**Brief**
Every line of the material below that contains the string "azot" must appear in the answer.
[Data listing — start]
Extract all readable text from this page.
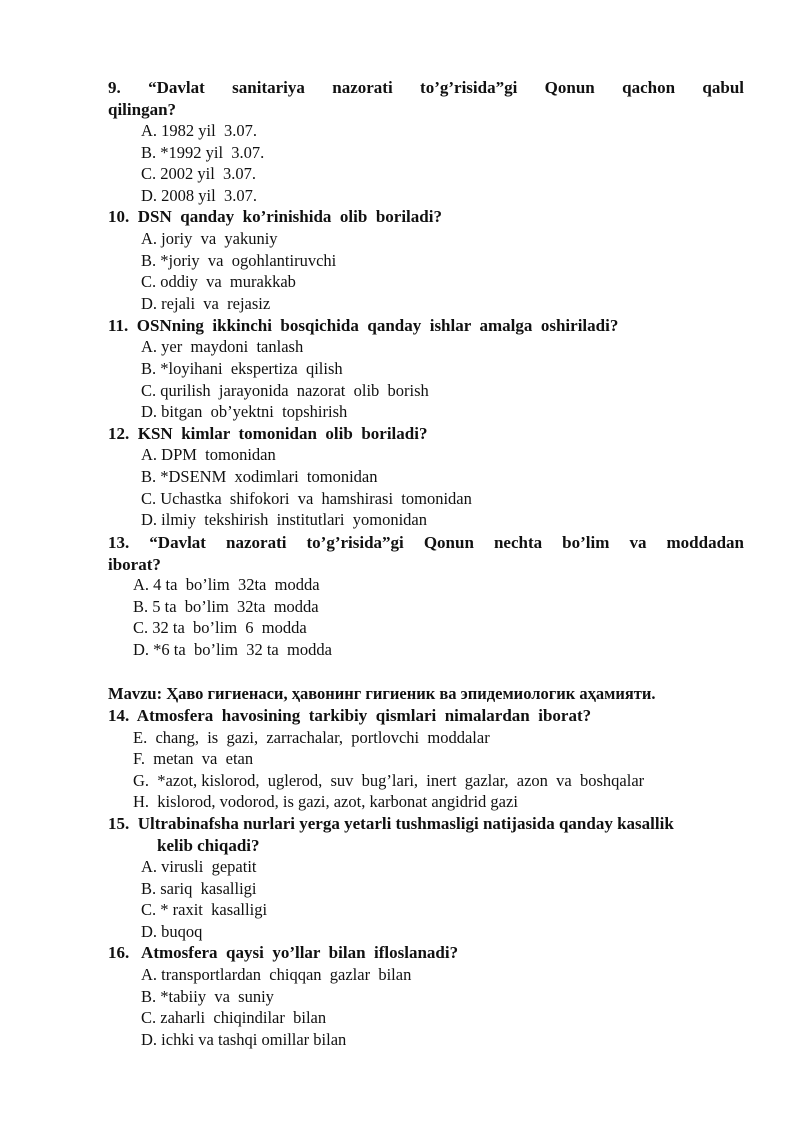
9. “Davlat sanitariya nazorati to’g’risida”gi Qonun qachon qabul
qilingan?

A. 1982 yil  3.07.
B. *1992 yil  3.07.
C. 2002 yil  3.07.
D. 2008 yil  3.07.

10.  DSN  qanday  ko’rinishida  olib  boriladi?

A. joriy  va  yakuniy
B. *joriy  va  ogohlantiruvchi
C. oddiy  va  murakkab
D. rejali  va  rejasiz

11.  OSNning  ikkinchi  bosqichida  qanday  ishlar  amalga  oshiriladi?

A. yer  maydoni  tanlash
B. *loyihani  ekspertiza  qilish
C. qurilish  jarayonida  nazorat  olib  borish
D. bitgan  ob’yektni  topshirish

12.  KSN  kimlar  tomonidan  olib  boriladi?

A. DPM  tomonidan
B. *DSENM  xodimlari  tomonidan
C. Uchastka  shifokori  va  hamshirasi  tomonidan
D. ilmiy  tekshirish  institutlari  yomonidan

13. “Davlat nazorati to’g’risida”gi Qonun nechta bo’lim va moddadan
iborat?

A. 4 ta  bo’lim  32ta  modda
B. 5 ta  bo’lim  32ta  modda
C. 32 ta  bo’lim  6  modda
D. *6 ta  bo’lim  32 ta  modda
Mavzu: Ҳаво гигиенаси, ҳавонинг гигиеник ва эпидемиологик аҳамияти.

14.  Atmosfera  havosining  tarkibiy  qismlari  nimalardan  iborat?

E.  chang,  is  gazi,  zarrachalar,  portlovchi  moddalar
F.  metan  va  etan
G.  *azot, kislorod,  uglerod,  suv  bug’lari,  inert  gazlar,  azon  va  boshqalar
H.  kislorod, vodorod, is gazi, azot, karbonat angidrid gazi

15.  Ultrabinafsha nurlari yerga yetarli tushmasligi natijasida qanday kasallik
kelib chiqadi?

A. virusli  gepatit
B. sariq  kasalligi
C. * raxit  kasalligi
D. buqoq

16.   Atmosfera  qaysi  yo’llar  bilan  ifloslanadi?

A. transportlardan  chiqqan  gazlar  bilan
B. *tabiiy  va  suniy
C. zaharli  chiqindilar  bilan
D. ichki va tashqi omillar bilan
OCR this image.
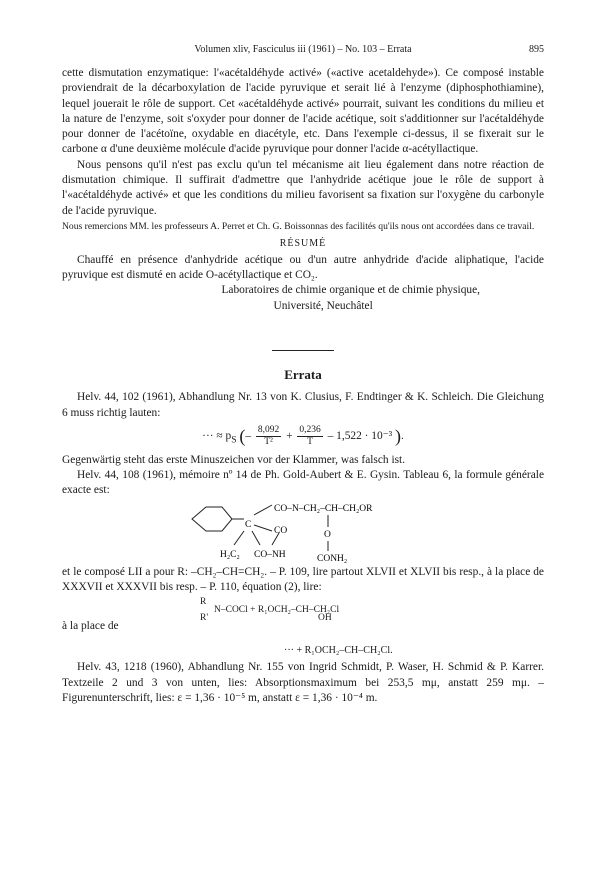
Volumen xliv, Fasciculus iii (1961) – No. 103 – Errata	895

cette dismutation enzymatique: l'«acétaldéhyde activé» («active acetaldehyde»). Ce composé instable proviendrait de la décarboxylation de l'acide pyruvique et serait lié à l'enzyme (diphosphothiamine), lequel jouerait le rôle de support. Cet «acétaldéhyde activé» pourrait, suivant les conditions du milieu et la nature de l'enzyme, soit s'oxyder pour donner de l'acide acétique, soit s'additionner sur l'acétaldéhyde pour donner de l'acétoïne, oxydable en diacétyle, etc. Dans l'exemple ci-dessus, il se fixerait sur le carbone α d'une deuxième molécule d'acide pyruvique pour donner l'acide α-acétyllactique.

Nous pensons qu'il n'est pas exclu qu'un tel mécanisme ait lieu également dans notre réaction de dismutation chimique. Il suffirait d'admettre que l'anhydride acétique joue le rôle de support à l'«acétaldéhyde activé» et que les conditions du milieu favorisent sa fixation sur l'oxygène du carbonyle de l'acide pyruvique.

Nous remercions MM. les professeurs A. Perret et Ch. G. Boissonnas des facilités qu'ils nous ont accordées dans ce travail.

RÉSUMÉ

Chauffé en présence d'anhydride acétique ou d'un autre anhydride d'acide aliphatique, l'acide pyruvique est dismuté en acide O-acétyllactique et CO₂.

Laboratoires de chimie organique et de chimie physique,
Université, Neuchâtel
Errata

Helv. 44, 102 (1961), Abhandlung Nr. 13 von K. Clusius, F. Endtinger & K. Schleich. Die Gleichung 6 muss richtig lauten:

··· ≈ $p_S$ (– $\frac{8,092}{\text{T²}} + \frac{0,236}{T} - 1,522 \cdot 10^{-3}$ ).

Gegenwärtig steht das erste Minuszeichen vor der Klammer, was falsch ist.

Helv. 44, 108 (1961), mémoire nº 14 de Ph. Gold-Aubert & E. Gysin. Tableau 6, la formule générale exacte est:

CO–N–CH₂–CH–CH₂OR
CO	O
C
H₂C₂ CO–NH	CONH₂

et le composé LII a pour R: –CH₂–CH=CH₂. – P. 109, lire partout XLVII et XLVII bis resp., à la place de XXXVII et XXXVII bis resp. – P. 110, équation (2), lire:

à la place de
R
N–COCl + R₁OCH₂–CH–CH₂Cl
R'	OH
··· + R₁OCH₂–CH–CH₂Cl.

Helv. 43, 1218 (1960), Abhandlung Nr. 155 von Ingrid Schmidt, P. Waser, H. Schmid & P. Karrer. Textzeile 2 und 3 von unten, lies: Absorptionsmaximum bei 253,5 mμ, anstatt 259 mμ. – Figurenunterschrift, lies: ε = 1,36 · 10⁻⁵ m, anstatt ε = 1,36 · 10⁻⁴ m.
[Data listing — finish]
**Result for this exercise**
G.  *azot, kislorod,  uglerod,  suv  bug’lari,  inert  gazlar,  azon  va  boshqalar
H.  kislorod, vodorod, is gazi, azot, karbonat angidrid gazi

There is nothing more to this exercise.